● **Request**:
Gather up the lines that contain "Reset".

··· Dataset extract ···

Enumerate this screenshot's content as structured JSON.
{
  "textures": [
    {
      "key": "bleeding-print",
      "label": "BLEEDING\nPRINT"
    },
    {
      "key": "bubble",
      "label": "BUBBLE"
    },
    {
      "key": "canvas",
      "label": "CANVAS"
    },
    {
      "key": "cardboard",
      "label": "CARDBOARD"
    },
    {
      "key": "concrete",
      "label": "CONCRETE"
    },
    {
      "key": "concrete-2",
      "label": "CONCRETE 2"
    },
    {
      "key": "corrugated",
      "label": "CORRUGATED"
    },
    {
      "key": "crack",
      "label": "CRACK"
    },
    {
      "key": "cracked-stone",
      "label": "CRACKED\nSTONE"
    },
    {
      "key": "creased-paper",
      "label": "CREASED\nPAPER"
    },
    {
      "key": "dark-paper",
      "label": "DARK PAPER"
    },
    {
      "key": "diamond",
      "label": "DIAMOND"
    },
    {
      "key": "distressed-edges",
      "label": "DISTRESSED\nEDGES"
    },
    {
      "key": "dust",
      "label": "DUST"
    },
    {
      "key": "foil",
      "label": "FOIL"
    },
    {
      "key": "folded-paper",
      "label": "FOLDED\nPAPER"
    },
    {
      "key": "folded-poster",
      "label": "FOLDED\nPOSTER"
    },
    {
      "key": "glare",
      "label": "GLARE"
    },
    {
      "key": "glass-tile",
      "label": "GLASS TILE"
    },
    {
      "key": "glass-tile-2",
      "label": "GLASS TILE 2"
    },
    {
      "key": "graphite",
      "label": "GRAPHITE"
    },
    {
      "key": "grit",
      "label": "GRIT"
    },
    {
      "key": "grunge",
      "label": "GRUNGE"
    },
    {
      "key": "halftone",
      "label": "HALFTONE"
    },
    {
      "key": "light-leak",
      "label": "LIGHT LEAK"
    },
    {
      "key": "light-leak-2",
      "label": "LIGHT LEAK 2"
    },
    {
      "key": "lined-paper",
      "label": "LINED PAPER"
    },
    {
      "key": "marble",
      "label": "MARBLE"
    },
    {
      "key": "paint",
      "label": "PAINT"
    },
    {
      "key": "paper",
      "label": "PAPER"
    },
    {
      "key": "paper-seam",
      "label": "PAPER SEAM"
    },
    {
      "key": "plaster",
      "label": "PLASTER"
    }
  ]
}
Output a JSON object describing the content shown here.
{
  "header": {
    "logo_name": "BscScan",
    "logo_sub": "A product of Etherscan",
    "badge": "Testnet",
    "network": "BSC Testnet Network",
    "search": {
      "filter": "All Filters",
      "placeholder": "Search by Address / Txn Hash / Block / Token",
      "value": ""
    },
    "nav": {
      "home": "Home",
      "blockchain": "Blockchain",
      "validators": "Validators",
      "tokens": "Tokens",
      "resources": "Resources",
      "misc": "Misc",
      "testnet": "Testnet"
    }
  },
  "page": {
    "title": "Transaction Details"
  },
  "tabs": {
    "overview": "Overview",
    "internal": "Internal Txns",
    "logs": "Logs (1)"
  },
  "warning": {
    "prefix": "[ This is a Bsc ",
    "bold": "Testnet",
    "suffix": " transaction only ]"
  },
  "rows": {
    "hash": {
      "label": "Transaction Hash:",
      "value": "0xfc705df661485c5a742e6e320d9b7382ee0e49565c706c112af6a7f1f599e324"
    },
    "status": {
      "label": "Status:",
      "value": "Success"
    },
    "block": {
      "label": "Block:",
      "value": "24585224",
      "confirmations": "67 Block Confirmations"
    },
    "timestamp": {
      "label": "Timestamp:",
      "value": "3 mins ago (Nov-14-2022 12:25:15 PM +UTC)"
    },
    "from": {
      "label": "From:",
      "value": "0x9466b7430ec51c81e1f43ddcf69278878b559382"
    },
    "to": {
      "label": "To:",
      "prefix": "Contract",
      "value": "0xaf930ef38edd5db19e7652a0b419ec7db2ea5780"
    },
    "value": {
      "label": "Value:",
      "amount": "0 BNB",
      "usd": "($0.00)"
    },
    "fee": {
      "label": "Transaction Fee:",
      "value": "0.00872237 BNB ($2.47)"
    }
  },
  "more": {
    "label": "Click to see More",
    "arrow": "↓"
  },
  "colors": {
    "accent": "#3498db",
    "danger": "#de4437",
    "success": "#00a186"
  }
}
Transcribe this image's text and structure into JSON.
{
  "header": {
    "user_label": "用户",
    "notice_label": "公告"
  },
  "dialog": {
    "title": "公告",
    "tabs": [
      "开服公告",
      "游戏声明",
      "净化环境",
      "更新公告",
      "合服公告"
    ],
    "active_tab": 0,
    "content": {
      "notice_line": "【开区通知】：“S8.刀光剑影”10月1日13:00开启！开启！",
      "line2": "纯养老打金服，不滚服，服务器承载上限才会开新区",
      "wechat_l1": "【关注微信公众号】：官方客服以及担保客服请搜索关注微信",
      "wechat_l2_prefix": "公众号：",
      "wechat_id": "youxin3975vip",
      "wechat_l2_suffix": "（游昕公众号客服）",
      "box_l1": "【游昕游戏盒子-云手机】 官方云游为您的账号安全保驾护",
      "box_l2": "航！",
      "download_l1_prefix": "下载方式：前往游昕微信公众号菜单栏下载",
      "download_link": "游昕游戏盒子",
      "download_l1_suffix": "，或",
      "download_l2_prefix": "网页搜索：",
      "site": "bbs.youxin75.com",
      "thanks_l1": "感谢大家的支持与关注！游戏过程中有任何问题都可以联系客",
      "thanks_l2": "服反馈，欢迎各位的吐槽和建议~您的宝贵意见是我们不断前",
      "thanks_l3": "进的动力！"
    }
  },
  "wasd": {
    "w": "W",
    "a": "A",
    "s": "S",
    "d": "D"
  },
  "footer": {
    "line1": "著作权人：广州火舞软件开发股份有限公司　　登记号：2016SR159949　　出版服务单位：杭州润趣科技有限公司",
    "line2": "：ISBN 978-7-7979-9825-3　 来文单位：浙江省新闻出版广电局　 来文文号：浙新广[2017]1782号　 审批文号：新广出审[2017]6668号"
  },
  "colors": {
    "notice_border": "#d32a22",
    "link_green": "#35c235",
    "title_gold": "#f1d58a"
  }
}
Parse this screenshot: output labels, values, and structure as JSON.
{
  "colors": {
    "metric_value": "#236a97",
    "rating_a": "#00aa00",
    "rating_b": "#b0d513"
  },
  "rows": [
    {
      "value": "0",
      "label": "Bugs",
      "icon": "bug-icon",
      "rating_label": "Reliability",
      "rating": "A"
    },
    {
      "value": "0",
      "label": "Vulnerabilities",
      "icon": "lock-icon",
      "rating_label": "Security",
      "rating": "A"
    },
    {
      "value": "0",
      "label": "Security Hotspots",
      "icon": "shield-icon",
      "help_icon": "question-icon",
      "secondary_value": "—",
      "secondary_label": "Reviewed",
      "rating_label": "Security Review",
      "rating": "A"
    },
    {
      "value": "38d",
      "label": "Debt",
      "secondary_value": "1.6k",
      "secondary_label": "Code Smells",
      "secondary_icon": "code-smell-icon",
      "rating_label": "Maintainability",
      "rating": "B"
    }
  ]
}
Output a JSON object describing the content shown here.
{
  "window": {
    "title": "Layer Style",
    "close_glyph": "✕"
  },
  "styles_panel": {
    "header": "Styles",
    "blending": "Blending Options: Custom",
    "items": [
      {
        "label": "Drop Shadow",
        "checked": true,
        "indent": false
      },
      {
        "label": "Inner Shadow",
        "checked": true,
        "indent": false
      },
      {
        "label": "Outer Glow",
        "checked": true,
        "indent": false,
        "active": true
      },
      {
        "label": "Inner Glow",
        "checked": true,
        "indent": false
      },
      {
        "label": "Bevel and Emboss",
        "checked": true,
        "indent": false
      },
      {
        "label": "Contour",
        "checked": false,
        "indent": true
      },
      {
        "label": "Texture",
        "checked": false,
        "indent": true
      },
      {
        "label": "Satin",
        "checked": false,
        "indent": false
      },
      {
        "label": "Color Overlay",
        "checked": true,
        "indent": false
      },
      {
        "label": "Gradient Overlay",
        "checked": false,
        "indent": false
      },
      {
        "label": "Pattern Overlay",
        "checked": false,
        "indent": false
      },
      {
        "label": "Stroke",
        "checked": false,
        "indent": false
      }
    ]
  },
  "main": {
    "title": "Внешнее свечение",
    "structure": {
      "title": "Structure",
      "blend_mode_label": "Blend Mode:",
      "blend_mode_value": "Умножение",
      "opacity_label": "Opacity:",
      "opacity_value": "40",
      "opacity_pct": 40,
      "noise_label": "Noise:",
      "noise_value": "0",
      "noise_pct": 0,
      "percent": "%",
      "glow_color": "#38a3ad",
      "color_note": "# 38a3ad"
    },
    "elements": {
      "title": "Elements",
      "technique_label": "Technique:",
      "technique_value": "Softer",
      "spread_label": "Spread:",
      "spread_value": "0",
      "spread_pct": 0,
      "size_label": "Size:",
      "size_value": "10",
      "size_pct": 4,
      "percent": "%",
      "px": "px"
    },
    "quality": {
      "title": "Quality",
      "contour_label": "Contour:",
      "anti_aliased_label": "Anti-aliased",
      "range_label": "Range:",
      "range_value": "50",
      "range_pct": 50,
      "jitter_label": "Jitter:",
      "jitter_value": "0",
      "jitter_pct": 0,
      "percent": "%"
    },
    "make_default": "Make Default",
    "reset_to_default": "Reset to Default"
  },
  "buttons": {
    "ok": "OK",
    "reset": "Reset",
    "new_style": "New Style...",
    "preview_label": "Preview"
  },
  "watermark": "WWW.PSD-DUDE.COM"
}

···

● **Response to the task**:
    "reset_to_default": "Reset to Default"
    "reset": "Reset",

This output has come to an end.